WHAT IS EXPECTED:
Count the lines below that contain the string "años", matching case exactly, and reply with only that number.

PROVIDED RECORDS:
------------------------

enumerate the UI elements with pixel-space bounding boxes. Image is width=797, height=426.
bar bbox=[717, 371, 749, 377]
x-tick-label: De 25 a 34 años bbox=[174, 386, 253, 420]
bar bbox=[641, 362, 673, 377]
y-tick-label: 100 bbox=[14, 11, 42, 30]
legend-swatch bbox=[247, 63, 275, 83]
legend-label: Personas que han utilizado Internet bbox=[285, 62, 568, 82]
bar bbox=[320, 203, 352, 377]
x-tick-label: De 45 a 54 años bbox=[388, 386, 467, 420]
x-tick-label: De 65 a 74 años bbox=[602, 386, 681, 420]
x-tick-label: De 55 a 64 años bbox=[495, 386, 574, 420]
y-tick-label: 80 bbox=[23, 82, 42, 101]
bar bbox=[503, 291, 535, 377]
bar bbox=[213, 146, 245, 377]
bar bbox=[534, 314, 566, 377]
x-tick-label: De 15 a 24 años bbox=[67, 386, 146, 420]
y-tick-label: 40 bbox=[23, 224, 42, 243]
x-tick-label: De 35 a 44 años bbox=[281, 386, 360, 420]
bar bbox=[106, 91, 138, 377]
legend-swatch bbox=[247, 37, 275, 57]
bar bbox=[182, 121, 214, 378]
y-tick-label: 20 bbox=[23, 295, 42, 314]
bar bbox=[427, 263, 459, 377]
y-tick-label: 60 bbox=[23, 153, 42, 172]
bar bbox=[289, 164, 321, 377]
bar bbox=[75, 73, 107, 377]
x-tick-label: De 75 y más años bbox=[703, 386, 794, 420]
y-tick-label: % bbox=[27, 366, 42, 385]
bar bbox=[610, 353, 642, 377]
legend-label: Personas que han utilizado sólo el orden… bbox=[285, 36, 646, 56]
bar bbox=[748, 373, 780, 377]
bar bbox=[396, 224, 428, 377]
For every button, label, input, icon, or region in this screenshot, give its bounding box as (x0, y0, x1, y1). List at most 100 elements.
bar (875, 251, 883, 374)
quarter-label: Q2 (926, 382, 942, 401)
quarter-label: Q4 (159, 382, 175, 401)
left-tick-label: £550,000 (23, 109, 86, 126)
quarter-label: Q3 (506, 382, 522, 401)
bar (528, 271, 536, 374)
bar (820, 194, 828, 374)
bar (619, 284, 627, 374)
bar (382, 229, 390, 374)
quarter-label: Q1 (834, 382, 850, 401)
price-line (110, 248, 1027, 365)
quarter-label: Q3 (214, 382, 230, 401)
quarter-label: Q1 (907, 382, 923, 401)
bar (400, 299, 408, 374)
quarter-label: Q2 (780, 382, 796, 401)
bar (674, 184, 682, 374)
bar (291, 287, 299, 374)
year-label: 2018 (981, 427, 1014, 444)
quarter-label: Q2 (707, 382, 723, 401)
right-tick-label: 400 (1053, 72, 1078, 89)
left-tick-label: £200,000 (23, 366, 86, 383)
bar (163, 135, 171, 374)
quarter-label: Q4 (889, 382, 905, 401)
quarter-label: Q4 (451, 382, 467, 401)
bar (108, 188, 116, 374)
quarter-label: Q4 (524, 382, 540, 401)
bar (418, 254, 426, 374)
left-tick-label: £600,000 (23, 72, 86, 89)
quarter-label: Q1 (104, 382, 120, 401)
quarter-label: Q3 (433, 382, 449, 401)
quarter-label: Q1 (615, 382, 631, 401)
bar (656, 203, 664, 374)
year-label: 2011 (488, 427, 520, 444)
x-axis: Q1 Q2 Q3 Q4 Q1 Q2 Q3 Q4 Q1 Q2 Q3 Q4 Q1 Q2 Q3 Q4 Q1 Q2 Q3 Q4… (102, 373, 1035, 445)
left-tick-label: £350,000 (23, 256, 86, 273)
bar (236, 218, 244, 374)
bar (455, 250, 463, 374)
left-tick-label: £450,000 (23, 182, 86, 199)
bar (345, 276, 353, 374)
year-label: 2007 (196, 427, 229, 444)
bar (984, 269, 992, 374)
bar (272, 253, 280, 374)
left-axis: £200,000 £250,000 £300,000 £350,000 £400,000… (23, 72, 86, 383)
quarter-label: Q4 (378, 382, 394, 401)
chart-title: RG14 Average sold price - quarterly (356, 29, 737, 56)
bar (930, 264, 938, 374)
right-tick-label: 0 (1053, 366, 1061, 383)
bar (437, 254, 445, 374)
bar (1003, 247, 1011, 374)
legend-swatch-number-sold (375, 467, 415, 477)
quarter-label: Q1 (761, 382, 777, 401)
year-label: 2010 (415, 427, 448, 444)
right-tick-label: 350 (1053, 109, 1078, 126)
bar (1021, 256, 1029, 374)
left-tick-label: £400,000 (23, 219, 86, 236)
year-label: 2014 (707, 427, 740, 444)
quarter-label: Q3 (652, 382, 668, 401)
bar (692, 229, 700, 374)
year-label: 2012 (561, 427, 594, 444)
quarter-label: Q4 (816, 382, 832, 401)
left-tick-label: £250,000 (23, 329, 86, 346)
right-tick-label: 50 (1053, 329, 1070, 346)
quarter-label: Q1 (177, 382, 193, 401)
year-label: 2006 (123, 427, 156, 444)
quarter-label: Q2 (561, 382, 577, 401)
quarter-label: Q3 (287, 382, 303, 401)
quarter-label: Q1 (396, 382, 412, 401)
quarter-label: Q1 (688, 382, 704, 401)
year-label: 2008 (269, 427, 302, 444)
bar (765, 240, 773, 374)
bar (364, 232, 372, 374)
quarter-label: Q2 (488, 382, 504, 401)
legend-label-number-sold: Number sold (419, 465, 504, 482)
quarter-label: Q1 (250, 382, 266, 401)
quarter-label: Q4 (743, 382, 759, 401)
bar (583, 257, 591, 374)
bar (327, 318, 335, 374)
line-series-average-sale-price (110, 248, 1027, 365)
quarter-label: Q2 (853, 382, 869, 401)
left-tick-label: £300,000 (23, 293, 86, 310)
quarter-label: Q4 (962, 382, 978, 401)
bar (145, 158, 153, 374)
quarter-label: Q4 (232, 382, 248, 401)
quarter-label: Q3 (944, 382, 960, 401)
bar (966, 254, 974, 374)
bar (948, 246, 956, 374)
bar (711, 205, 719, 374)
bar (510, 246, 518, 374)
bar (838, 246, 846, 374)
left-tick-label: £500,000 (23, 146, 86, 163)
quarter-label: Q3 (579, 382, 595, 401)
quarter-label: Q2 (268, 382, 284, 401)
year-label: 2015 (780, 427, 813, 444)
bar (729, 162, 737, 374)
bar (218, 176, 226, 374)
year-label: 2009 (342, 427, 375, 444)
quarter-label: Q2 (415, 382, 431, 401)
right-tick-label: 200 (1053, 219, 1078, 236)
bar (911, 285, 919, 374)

------------------------

OUTPUT FOR THIS EXERCISE:
7